SUPPLIED TEXT =>

Since Bill Gates was so kind enough to reply to my tweet asking about his plans for TED this year, I thought he deserved free promotion on my blog. And for the record, replying to people’s tweets makes you cooler than Steve Jobs.
Last year at TED Bill spoke about malaria and education. He makes an interesting point in how there are some problems the market cannot fix, and it takes intelligent people with the resources and will to fix them. Regarding education, Bill observes that a top quartile teacher will:
- Increase student marks by 10 percentile points over the course of the year
- Your teaching quality does not change after three years of teaching, your past performance is your strongest indication of your teaching ability
- A masters degree has no effect on your teaching ability
- On average the slightly better teachers leave the system
- In a classroom, everyone needs to be involved
- In a normal school, teachers aren’t told how well they are doing. Union agreements limit the amount a teacher is evaluated
So this year, he plans on talking about energy and climate issues. By reading through his website I suspect that his talk will provide perspective into how these two issues will effect poorer countries.

REQUIRED WORK =>
Reproduce word for word the part of the blog post about Bill Gates and TED that begins at the words "Since Bill Gates" and stops after the words "than Steve Jobs.". The records come from a different source than the text.

RECORDS =>
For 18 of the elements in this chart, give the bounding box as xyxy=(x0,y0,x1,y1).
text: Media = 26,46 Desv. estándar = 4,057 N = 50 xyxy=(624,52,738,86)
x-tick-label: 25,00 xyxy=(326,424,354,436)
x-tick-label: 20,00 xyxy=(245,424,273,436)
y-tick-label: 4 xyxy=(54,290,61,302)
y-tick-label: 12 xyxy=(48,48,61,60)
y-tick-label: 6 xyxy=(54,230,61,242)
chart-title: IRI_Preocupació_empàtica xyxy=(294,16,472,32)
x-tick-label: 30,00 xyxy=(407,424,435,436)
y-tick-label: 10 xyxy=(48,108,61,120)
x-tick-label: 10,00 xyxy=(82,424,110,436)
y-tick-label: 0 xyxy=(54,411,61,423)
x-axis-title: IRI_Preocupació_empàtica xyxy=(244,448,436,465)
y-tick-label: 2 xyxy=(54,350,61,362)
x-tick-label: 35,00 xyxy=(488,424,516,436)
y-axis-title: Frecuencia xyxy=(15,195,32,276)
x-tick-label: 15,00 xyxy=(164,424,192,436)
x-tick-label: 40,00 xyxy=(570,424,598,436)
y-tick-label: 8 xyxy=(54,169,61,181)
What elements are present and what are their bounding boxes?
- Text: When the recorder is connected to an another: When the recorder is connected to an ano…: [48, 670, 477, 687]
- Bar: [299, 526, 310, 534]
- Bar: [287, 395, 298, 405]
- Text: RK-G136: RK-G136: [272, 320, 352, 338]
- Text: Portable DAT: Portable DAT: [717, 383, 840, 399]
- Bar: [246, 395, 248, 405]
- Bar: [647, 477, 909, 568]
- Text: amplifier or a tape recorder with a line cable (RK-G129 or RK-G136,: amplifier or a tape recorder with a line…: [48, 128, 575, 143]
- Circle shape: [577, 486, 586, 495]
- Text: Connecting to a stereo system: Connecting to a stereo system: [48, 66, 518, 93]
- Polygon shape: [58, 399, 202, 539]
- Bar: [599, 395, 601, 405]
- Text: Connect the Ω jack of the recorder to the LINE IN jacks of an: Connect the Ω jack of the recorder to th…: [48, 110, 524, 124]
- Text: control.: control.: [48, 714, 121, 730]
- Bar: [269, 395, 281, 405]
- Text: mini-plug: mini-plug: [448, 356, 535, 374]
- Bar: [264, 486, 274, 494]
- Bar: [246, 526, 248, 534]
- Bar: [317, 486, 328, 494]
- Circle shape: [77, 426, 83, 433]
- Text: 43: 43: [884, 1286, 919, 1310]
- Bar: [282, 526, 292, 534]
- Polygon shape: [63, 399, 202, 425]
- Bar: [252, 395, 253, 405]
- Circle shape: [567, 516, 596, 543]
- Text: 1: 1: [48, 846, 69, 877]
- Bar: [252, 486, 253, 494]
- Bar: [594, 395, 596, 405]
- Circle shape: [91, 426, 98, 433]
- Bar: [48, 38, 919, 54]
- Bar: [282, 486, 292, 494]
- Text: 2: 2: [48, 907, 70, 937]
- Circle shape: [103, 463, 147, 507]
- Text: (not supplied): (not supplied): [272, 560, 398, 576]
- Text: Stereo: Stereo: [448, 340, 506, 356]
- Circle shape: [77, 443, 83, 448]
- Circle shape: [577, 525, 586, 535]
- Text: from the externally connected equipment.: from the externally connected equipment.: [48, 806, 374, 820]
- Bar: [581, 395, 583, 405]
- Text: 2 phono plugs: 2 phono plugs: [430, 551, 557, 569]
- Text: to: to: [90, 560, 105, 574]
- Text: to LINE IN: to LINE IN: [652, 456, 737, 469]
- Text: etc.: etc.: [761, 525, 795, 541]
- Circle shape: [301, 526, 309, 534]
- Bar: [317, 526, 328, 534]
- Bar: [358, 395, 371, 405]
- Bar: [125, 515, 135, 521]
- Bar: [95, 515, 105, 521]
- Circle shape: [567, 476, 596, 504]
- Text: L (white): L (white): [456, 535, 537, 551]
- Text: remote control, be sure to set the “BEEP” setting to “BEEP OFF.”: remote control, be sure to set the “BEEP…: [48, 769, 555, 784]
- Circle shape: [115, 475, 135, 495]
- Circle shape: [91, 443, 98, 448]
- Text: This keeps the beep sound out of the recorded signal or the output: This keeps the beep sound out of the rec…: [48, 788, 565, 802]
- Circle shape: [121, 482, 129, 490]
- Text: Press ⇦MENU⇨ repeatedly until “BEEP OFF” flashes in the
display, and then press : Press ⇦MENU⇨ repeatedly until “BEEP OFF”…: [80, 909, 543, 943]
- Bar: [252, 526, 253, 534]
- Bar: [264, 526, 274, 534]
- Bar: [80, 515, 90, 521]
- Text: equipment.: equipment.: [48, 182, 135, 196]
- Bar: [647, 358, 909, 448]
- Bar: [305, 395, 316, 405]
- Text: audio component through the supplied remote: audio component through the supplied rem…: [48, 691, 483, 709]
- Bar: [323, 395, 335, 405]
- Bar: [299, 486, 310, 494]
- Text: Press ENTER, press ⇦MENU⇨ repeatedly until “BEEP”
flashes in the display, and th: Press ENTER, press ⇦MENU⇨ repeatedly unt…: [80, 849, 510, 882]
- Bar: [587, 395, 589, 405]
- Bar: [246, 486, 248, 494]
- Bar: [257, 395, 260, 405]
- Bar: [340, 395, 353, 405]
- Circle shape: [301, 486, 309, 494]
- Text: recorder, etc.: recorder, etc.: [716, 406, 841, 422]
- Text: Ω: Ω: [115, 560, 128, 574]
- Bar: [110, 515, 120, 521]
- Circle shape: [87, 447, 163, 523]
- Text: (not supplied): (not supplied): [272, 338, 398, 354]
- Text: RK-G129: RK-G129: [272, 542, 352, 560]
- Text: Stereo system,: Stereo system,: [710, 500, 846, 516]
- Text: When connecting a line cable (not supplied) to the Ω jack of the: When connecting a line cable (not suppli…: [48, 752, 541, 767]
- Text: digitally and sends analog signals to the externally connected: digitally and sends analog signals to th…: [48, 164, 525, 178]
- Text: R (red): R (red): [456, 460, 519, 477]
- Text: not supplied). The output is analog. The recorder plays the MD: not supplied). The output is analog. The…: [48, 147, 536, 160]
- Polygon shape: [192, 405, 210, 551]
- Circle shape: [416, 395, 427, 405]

ANSWER TO THIS EXERCISE =>
Since Bill Gates was so kind enough to reply to my tweet asking about his plans for TED this year, I thought he deserved free promotion on my blog. And for the record, replying to people’s tweets makes you cooler than Steve Jobs.